### What you are asked to do
Where a line of the listing below includes the word "Indication", reproduce that line.

### Information supplied
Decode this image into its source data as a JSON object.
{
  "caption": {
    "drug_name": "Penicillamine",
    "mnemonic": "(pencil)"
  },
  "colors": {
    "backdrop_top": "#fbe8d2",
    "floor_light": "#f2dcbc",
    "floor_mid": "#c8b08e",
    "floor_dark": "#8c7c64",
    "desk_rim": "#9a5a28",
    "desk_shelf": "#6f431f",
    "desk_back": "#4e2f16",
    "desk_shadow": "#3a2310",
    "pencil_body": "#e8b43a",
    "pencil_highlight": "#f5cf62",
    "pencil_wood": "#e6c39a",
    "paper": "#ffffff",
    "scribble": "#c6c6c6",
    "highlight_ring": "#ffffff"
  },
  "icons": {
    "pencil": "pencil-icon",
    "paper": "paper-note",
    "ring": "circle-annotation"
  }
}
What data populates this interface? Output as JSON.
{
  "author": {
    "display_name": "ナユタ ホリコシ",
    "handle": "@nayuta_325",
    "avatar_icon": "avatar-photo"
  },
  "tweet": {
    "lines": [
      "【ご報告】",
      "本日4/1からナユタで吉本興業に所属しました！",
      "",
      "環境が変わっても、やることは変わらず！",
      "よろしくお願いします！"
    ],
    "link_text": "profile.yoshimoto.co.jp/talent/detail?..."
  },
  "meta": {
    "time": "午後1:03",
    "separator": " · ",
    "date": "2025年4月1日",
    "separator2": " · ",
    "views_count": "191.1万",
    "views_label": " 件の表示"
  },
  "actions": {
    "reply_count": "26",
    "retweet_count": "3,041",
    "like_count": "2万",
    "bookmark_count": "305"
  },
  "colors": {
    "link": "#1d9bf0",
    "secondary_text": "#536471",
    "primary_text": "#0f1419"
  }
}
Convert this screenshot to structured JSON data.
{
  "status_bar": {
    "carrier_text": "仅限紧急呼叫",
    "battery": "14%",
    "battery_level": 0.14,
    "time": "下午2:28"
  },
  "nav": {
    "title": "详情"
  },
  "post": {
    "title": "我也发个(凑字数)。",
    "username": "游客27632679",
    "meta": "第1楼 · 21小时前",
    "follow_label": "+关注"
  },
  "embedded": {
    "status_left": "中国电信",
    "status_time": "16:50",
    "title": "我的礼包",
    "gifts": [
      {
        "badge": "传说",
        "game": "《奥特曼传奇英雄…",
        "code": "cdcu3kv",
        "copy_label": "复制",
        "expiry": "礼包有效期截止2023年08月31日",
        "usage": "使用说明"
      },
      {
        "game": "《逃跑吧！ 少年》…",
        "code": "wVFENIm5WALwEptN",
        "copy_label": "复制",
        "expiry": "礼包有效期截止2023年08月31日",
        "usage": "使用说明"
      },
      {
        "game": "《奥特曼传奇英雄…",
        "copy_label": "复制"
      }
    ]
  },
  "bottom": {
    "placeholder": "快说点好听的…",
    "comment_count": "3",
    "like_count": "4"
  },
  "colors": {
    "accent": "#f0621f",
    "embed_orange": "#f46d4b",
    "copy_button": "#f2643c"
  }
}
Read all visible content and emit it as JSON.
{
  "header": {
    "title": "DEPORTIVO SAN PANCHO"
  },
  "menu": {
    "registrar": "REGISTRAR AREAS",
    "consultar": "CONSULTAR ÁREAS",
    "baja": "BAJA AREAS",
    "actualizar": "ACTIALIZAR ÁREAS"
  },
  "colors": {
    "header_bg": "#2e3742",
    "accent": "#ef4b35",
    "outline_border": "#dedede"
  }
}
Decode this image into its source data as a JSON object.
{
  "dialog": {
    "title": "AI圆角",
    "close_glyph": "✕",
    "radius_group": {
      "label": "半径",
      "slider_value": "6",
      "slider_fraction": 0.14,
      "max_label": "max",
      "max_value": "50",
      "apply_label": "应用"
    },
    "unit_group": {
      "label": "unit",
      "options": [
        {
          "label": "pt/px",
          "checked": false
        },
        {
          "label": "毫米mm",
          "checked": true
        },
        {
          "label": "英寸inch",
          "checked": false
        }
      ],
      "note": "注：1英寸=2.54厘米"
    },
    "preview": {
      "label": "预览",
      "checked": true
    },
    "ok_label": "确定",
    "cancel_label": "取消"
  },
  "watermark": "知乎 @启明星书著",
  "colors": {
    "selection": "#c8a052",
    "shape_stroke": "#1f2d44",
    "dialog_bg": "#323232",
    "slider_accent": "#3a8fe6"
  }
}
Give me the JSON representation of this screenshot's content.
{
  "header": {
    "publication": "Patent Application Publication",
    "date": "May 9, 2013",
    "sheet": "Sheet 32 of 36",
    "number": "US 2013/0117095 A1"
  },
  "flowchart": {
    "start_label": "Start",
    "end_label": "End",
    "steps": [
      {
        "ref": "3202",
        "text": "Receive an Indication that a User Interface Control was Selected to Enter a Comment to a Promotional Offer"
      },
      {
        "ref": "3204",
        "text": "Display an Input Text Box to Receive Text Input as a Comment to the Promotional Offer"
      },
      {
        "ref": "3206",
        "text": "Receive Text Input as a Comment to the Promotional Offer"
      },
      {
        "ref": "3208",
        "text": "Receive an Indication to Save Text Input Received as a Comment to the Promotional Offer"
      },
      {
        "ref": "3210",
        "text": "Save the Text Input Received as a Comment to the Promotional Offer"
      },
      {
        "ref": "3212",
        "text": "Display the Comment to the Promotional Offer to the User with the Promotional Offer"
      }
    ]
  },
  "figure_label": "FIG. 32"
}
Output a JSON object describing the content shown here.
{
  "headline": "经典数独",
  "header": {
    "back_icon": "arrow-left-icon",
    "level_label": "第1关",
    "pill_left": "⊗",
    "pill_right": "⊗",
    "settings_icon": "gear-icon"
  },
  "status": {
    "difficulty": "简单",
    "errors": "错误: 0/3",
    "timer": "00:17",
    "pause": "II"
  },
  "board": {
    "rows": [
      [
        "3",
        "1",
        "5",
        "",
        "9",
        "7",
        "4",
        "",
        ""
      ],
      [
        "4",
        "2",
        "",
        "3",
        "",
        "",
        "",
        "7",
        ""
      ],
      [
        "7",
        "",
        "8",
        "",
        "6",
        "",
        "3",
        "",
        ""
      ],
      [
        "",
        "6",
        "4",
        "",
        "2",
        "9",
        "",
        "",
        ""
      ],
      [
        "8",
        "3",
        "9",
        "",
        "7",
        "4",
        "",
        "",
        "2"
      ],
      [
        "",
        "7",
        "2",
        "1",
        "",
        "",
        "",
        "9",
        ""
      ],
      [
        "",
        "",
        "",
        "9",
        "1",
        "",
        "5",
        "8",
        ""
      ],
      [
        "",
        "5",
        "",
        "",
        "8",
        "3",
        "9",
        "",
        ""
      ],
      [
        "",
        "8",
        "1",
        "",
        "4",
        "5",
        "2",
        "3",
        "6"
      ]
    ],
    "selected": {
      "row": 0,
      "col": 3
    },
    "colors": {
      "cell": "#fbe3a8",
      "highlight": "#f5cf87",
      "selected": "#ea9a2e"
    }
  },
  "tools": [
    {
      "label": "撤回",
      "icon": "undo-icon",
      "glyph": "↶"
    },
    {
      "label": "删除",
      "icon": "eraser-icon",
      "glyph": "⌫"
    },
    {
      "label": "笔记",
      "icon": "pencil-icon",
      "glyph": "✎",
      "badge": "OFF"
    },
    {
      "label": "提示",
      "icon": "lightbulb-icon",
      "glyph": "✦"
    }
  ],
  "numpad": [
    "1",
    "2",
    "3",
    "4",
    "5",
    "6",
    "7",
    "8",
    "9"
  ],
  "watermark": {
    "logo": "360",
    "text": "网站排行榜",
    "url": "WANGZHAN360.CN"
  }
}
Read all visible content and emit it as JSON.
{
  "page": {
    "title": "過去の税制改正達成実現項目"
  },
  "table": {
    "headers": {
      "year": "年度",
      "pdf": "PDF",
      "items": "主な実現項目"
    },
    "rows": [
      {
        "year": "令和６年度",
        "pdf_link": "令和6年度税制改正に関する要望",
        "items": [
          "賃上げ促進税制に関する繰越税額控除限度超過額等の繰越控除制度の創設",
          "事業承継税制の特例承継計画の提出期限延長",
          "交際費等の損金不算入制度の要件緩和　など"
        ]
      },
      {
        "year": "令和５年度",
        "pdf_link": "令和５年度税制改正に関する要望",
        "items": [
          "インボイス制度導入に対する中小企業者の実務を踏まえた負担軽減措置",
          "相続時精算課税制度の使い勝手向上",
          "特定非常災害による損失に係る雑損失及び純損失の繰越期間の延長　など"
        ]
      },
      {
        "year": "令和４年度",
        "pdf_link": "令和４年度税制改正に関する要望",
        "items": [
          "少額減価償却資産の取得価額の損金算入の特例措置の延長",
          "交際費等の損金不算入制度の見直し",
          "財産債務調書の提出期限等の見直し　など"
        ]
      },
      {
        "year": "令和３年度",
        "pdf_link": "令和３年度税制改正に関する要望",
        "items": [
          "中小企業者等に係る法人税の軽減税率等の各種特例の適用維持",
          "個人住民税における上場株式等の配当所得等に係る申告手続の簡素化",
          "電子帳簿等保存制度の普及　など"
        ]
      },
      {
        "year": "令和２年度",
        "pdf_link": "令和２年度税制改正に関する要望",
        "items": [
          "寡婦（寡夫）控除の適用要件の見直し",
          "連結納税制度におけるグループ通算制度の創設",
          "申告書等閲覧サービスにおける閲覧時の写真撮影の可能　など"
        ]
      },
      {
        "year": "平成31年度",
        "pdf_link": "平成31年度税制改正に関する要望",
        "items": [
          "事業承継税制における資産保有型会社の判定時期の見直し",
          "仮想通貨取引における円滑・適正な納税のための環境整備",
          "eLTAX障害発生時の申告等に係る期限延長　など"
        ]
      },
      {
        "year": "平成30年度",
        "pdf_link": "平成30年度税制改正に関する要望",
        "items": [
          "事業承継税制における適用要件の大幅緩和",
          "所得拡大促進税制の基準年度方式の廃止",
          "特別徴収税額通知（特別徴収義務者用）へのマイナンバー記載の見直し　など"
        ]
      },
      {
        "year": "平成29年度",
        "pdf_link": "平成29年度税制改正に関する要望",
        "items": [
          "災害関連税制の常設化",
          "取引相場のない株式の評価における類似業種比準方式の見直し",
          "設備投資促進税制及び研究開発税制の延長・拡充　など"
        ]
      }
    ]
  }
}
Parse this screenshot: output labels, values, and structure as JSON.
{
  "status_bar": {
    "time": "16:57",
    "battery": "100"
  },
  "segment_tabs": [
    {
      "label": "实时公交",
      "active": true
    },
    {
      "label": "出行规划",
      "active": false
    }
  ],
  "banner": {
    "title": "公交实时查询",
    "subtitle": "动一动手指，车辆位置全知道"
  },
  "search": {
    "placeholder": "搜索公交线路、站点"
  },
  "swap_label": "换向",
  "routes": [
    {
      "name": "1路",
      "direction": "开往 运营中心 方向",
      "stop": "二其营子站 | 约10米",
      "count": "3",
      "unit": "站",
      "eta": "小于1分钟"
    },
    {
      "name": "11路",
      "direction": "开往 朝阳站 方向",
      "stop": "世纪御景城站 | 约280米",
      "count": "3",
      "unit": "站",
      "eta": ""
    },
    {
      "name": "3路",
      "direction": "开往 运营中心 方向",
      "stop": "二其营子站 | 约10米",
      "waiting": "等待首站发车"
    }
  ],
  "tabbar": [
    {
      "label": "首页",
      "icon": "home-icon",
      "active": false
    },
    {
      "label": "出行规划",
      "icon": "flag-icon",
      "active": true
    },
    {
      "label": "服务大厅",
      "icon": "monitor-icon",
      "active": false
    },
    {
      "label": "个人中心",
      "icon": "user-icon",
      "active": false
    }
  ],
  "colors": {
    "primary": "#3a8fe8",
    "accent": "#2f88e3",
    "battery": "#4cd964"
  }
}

### Result of the exercise
        "text": "Receive an Indication that a User Interface Control was Selected to Enter a Comment to a Promotional Offer"
        "text": "Receive an Indication to Save Text Input Received as a Comment to the Promotional Offer"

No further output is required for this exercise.